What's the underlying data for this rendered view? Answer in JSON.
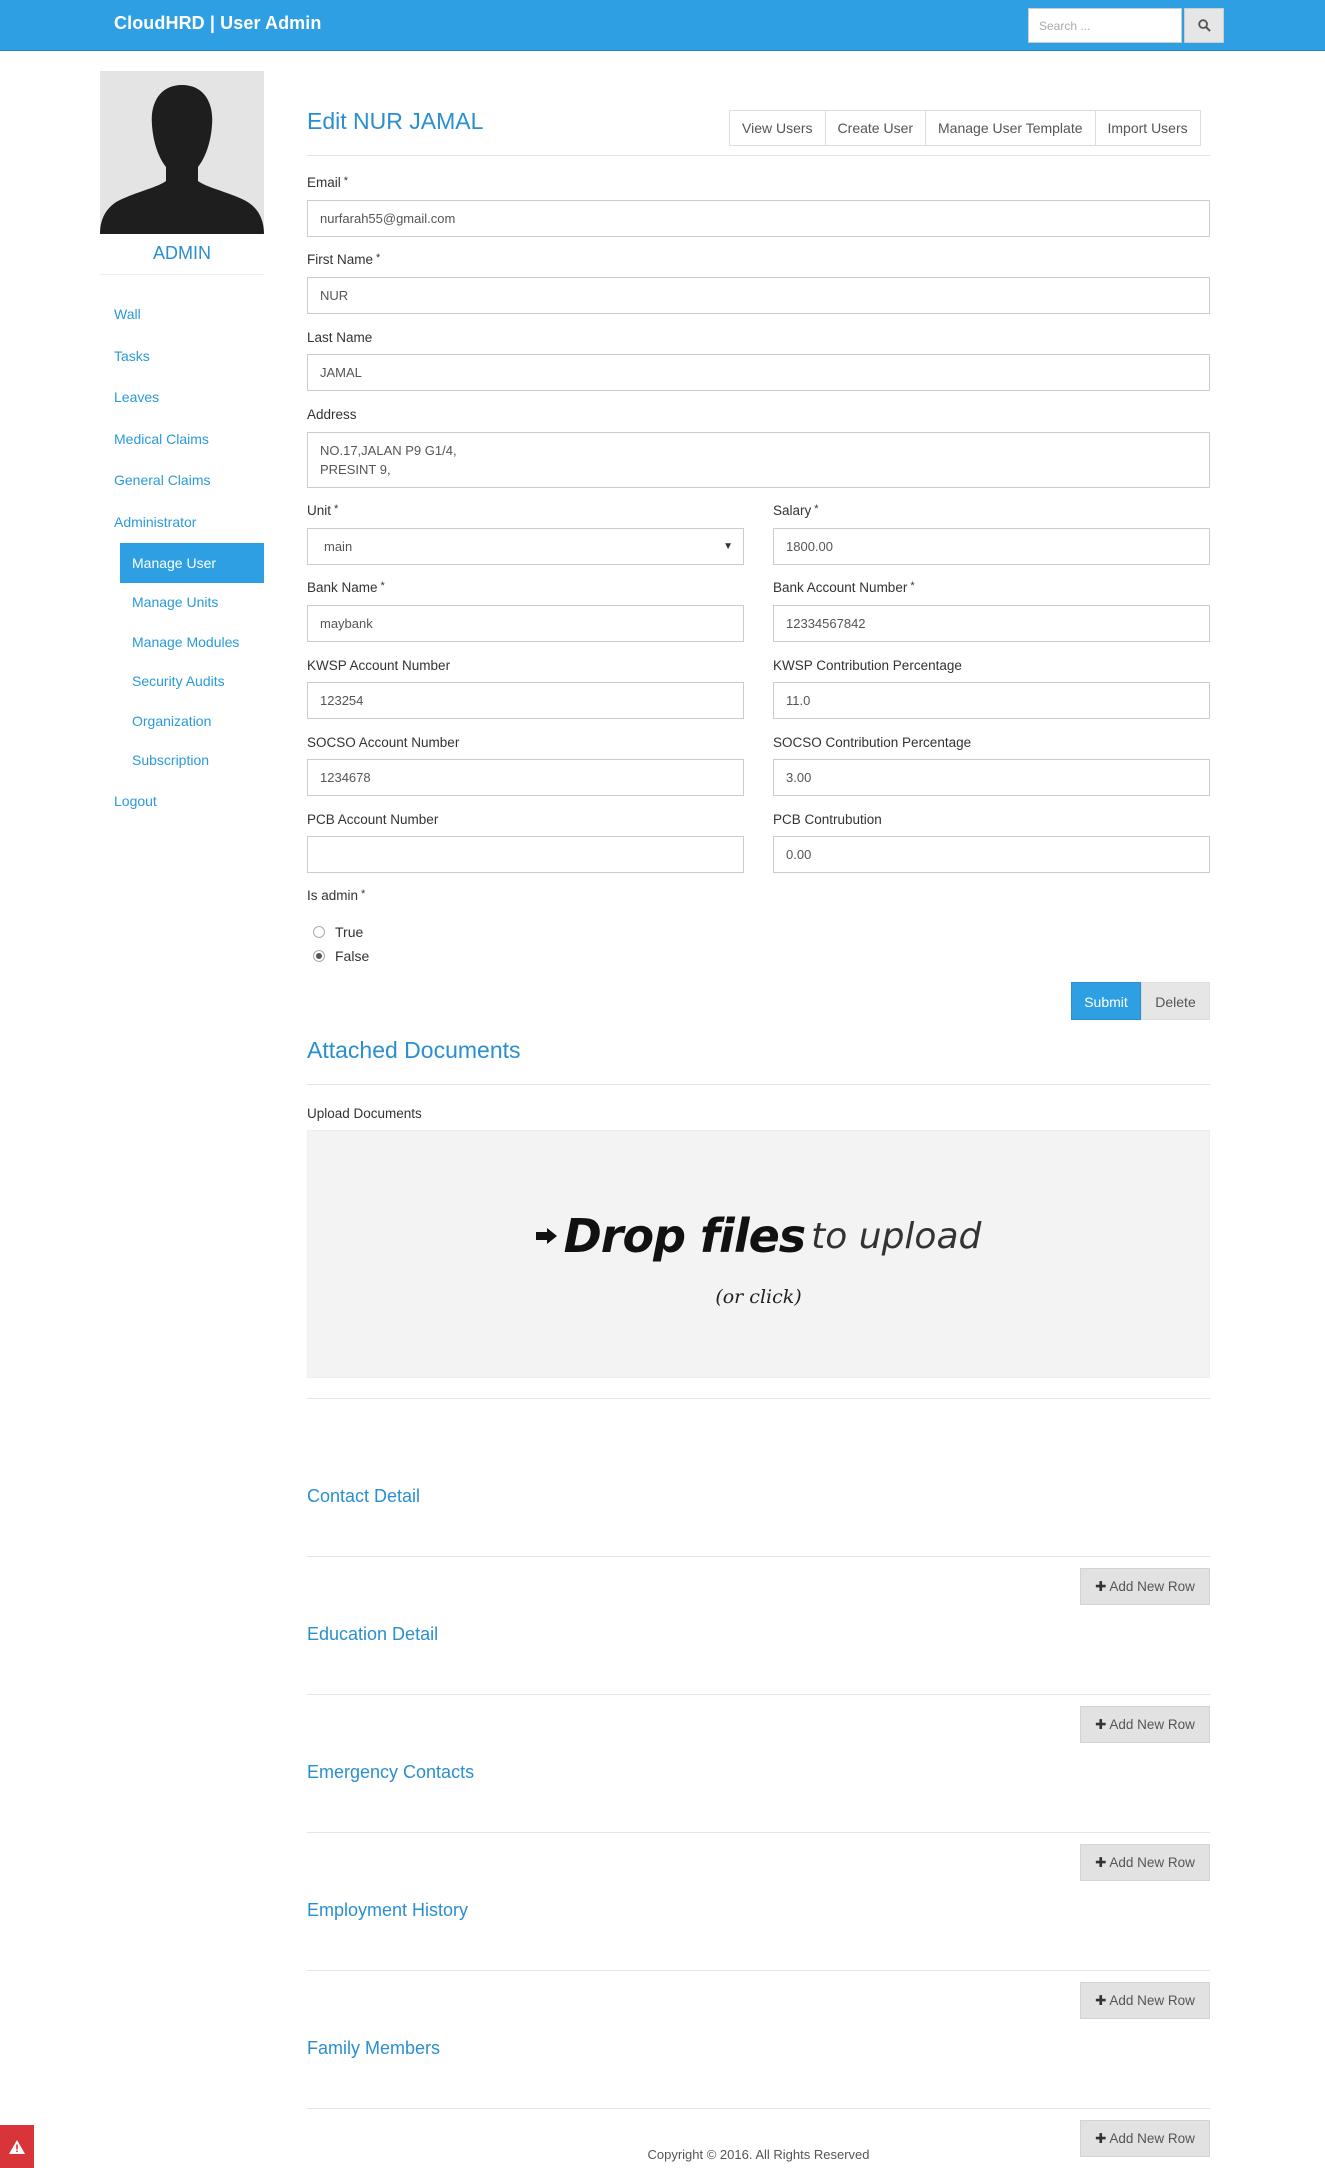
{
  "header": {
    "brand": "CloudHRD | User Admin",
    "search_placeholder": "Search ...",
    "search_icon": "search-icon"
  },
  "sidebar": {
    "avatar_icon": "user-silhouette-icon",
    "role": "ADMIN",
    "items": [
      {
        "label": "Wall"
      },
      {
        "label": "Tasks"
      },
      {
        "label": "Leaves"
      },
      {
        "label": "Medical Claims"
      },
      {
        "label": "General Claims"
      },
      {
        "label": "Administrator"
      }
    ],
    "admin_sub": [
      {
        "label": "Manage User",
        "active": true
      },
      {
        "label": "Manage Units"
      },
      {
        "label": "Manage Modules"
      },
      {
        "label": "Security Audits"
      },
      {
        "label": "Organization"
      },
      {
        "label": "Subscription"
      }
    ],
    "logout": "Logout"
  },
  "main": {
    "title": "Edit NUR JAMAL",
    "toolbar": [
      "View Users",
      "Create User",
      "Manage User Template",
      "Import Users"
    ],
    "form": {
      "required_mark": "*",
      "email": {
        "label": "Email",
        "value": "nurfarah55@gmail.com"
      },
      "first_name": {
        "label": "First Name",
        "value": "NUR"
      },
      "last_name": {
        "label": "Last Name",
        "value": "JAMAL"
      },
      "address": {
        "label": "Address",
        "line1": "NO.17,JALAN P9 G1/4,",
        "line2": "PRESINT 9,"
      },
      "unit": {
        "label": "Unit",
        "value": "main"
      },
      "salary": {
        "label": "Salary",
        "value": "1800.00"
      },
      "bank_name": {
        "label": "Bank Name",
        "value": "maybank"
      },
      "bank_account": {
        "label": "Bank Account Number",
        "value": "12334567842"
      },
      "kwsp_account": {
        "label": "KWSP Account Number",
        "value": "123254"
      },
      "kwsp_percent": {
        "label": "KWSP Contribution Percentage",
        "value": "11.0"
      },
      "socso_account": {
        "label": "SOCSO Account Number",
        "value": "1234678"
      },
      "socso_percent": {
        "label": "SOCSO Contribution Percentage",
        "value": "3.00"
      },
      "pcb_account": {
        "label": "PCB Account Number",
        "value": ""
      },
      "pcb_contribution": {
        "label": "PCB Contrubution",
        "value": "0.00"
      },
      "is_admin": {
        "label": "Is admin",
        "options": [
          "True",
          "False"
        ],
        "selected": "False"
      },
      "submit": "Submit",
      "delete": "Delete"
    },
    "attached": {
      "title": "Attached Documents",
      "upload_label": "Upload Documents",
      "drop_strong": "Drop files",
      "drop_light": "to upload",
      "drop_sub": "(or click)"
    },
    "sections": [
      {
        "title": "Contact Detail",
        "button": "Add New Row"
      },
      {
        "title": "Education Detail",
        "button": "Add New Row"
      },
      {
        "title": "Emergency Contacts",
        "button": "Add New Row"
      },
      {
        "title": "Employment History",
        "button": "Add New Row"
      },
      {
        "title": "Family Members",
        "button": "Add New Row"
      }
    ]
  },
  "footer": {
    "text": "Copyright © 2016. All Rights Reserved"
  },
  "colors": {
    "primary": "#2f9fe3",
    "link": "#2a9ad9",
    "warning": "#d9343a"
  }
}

--

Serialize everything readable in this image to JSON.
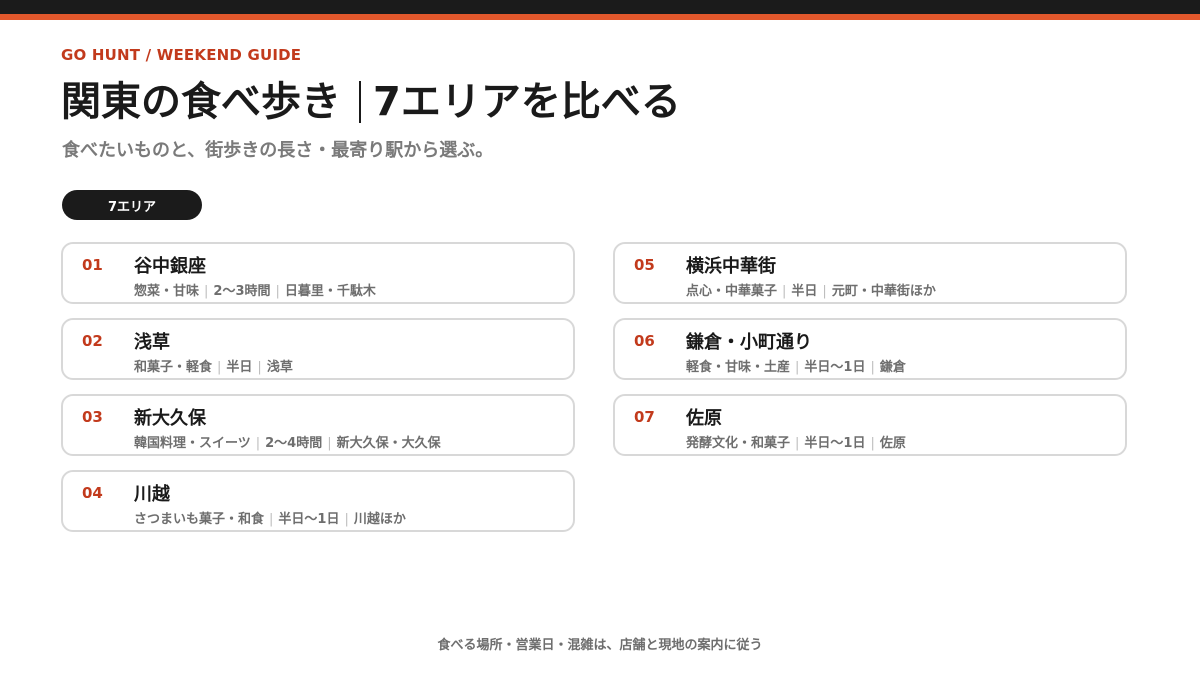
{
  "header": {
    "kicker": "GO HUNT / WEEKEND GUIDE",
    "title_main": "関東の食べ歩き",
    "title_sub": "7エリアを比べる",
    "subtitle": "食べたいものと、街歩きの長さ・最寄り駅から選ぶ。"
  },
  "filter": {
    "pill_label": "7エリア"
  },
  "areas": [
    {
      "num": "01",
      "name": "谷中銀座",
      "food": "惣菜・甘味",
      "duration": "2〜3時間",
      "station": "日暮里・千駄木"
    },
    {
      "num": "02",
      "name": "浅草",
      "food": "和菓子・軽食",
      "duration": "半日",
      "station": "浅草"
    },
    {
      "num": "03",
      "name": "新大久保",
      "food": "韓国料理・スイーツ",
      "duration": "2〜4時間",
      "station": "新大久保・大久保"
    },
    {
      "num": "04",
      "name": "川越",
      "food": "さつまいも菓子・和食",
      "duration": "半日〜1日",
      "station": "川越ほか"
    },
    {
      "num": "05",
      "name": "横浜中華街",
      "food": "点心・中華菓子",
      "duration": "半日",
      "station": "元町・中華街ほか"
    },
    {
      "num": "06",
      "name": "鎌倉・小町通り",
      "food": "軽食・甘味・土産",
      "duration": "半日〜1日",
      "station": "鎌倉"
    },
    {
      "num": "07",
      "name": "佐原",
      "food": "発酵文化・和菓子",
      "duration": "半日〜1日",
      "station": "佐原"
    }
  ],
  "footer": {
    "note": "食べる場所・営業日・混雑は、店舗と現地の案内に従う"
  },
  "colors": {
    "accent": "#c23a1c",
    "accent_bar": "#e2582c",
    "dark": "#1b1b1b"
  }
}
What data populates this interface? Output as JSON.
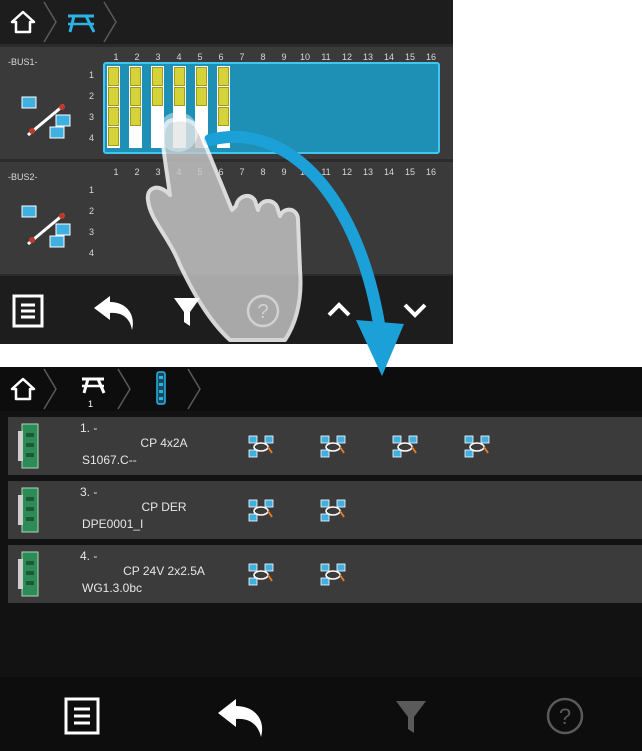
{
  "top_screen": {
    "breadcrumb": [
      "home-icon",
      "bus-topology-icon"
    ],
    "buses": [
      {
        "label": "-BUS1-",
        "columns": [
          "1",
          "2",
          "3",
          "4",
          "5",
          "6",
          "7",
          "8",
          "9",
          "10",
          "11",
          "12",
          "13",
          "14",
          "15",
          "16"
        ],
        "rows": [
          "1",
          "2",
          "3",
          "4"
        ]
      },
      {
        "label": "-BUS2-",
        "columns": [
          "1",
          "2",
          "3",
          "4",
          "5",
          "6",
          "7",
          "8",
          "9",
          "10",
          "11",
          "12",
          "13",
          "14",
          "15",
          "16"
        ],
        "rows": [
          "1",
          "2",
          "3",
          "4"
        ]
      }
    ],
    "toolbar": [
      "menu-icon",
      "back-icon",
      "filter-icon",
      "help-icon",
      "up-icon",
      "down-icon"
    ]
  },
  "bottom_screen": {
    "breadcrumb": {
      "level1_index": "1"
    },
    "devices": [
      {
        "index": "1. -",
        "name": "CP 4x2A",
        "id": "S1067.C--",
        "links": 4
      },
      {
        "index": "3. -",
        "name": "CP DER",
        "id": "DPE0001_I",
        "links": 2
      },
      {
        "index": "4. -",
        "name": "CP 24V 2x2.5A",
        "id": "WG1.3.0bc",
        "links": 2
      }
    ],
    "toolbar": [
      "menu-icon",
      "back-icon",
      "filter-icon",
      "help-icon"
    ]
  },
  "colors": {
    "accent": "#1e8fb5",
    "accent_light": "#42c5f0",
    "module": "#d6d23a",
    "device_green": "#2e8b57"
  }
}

==

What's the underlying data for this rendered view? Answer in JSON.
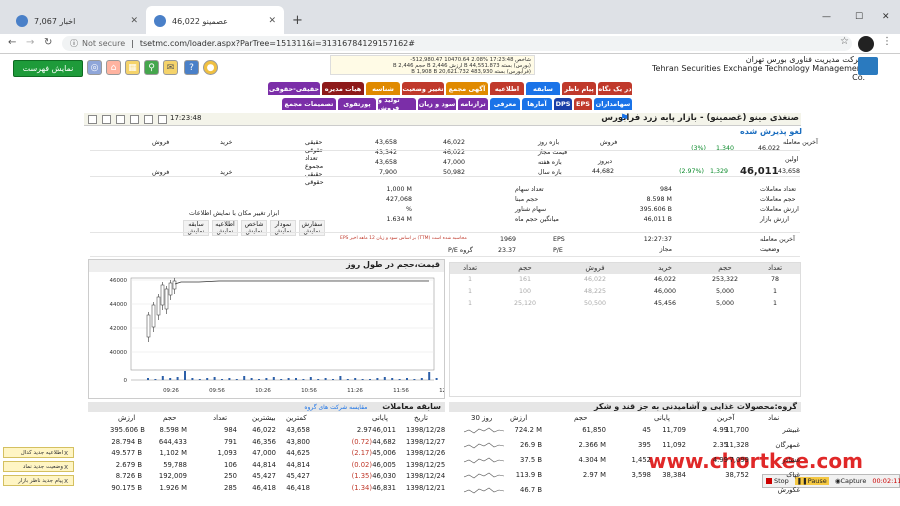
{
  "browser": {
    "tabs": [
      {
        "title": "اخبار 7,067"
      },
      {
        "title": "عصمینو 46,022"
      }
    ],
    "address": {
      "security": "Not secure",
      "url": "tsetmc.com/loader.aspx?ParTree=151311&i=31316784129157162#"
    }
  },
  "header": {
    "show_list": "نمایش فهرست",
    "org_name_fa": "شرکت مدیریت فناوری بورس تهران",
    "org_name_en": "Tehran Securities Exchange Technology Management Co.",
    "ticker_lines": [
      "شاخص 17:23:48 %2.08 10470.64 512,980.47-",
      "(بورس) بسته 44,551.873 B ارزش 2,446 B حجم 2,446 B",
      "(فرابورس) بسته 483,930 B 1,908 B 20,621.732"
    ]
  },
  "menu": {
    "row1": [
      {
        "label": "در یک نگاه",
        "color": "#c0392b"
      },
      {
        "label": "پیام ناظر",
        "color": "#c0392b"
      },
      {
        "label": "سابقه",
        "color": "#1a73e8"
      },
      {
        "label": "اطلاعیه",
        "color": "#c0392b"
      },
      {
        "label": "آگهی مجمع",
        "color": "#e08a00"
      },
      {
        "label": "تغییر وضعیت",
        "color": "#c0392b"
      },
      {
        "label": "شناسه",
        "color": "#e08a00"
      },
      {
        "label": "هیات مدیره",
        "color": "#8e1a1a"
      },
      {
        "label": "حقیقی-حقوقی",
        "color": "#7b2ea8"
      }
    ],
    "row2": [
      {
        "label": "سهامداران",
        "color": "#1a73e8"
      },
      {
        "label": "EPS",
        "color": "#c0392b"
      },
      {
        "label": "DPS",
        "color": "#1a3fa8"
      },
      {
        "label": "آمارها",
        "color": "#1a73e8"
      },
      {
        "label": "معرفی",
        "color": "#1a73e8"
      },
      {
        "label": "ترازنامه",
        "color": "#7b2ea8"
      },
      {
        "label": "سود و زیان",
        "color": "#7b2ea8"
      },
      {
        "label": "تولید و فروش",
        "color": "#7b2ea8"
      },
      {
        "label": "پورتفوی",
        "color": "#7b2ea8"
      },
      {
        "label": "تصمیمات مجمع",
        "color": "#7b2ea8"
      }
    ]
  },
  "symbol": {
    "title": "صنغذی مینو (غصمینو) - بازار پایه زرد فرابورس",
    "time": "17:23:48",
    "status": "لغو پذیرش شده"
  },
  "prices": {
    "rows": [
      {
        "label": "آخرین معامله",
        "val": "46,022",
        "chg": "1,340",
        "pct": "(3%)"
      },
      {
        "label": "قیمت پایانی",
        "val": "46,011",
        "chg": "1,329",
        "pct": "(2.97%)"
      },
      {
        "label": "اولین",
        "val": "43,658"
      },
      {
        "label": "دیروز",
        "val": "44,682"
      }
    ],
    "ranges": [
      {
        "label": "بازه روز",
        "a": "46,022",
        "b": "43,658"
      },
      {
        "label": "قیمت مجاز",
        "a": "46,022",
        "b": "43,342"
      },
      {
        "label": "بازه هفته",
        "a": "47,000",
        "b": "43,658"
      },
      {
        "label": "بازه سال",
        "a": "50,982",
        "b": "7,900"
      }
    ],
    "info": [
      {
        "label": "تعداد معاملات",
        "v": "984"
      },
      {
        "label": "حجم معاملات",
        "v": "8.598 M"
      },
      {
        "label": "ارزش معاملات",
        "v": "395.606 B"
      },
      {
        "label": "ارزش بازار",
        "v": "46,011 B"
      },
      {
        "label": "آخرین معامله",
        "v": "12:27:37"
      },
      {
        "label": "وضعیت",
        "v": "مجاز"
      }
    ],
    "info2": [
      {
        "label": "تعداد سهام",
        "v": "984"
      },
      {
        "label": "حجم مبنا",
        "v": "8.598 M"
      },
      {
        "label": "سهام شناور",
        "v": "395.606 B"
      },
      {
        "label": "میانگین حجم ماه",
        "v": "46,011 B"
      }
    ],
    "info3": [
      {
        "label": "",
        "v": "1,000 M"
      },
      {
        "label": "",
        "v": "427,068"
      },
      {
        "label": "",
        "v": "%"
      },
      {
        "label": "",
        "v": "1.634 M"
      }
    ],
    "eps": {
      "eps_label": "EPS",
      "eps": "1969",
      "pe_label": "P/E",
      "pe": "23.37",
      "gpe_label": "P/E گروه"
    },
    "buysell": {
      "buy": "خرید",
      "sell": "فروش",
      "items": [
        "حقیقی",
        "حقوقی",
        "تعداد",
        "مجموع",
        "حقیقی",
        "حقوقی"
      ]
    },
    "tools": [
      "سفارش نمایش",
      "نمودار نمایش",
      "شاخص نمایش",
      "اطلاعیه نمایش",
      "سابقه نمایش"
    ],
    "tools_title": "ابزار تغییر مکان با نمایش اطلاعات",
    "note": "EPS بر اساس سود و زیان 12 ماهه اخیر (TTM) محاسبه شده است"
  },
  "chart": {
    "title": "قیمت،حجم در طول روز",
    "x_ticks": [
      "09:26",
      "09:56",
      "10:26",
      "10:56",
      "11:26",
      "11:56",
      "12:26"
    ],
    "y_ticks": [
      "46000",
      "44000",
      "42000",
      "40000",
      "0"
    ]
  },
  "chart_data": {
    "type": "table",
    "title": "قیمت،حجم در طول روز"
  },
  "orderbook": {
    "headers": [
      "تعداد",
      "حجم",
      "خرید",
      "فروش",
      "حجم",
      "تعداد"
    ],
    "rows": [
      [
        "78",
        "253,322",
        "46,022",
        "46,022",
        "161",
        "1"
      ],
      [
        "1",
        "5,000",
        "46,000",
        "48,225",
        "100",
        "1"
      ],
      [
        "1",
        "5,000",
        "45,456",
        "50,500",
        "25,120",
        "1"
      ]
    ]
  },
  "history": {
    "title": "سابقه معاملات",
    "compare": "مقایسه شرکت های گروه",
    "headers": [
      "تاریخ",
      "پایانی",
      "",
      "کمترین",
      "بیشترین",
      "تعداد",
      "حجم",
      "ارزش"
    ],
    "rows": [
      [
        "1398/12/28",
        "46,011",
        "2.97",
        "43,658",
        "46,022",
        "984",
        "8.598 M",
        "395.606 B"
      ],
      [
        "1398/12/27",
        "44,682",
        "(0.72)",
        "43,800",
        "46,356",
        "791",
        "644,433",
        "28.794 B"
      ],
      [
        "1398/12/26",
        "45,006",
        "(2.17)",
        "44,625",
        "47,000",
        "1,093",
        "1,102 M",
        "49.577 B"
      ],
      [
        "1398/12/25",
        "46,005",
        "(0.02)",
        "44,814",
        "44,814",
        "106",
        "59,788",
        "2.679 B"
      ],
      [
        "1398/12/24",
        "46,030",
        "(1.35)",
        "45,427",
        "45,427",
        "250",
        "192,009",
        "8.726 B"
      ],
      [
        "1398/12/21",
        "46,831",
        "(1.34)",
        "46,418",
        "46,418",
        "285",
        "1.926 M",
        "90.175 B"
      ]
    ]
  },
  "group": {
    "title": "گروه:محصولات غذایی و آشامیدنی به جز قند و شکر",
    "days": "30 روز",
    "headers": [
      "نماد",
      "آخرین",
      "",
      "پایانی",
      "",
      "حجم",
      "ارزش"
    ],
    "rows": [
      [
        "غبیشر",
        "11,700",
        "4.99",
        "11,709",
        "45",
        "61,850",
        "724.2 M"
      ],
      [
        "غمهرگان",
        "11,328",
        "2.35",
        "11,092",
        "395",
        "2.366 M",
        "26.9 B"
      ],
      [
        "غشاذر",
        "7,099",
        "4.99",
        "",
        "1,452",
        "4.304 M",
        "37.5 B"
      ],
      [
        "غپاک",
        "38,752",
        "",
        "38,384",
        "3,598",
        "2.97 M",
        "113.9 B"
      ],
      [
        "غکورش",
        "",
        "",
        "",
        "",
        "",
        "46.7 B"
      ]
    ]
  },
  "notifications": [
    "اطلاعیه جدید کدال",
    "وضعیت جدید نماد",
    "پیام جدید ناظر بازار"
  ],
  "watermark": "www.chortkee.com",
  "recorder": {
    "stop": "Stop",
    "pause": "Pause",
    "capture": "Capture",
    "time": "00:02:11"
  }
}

### Brief
Track down every line with the word "station" and copy it.

### Written answer
      "station": "日暮里・千駄木"
      "station": "浅草"
      "station": "新大久保・大久保"
      "station": "川越ほか"
      "station": "元町・中華街ほか"
      "station": "鎌倉"
      "station": "佐原"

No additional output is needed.